── RECORDED INFORMATION ──

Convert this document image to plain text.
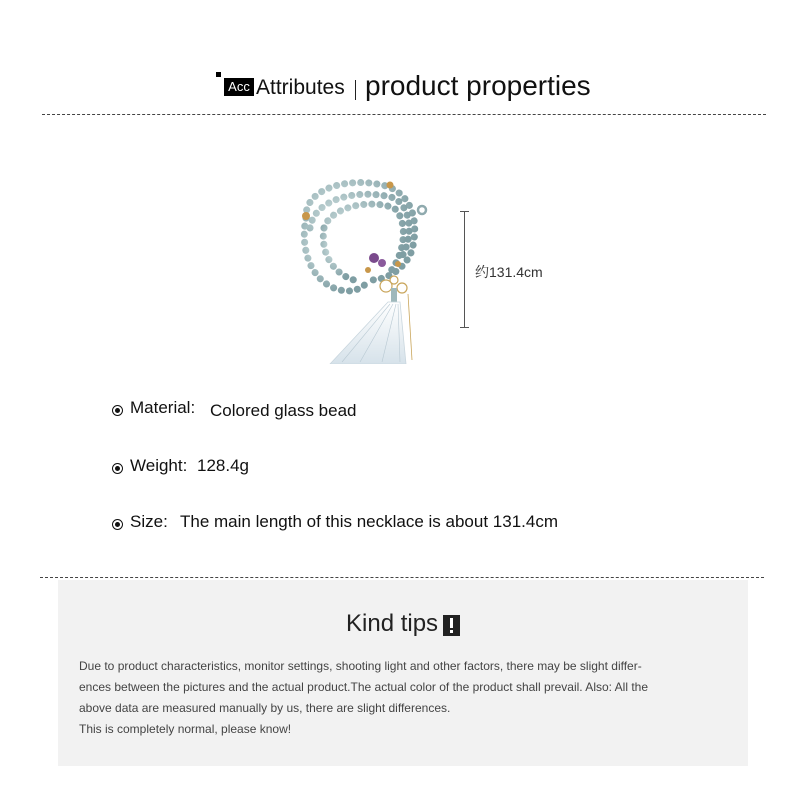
Acc Attributes product properties
约131.4cm
Material: Colored glass bead
Weight: 128.4g
Size: The main length of this necklace is about 131.4cm
Kind tips
Due to product characteristics, monitor settings, shooting light and other factors, there may be slight differ-
ences between the pictures and the actual product.The actual color of the product shall prevail. Also: All the
above data are measured manually by us, there are slight differences.
This is completely normal, please know!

───

TASK: Transcribe the records above exactly as they appear, leaving out any pictures.

WORKED ANSWER:
Convert this document image to plain text.
Acc Attributes product properties
约131.4cm
Material: Colored glass bead
Weight: 128.4g
Size: The main length of this necklace is about 131.4cm
Kind tips
Due to product characteristics, monitor settings, shooting light and other factors, there may be slight differ-
ences between the pictures and the actual product.The actual color of the product shall prevail. Also: All the
above data are measured manually by us, there are slight differences.
This is completely normal, please know!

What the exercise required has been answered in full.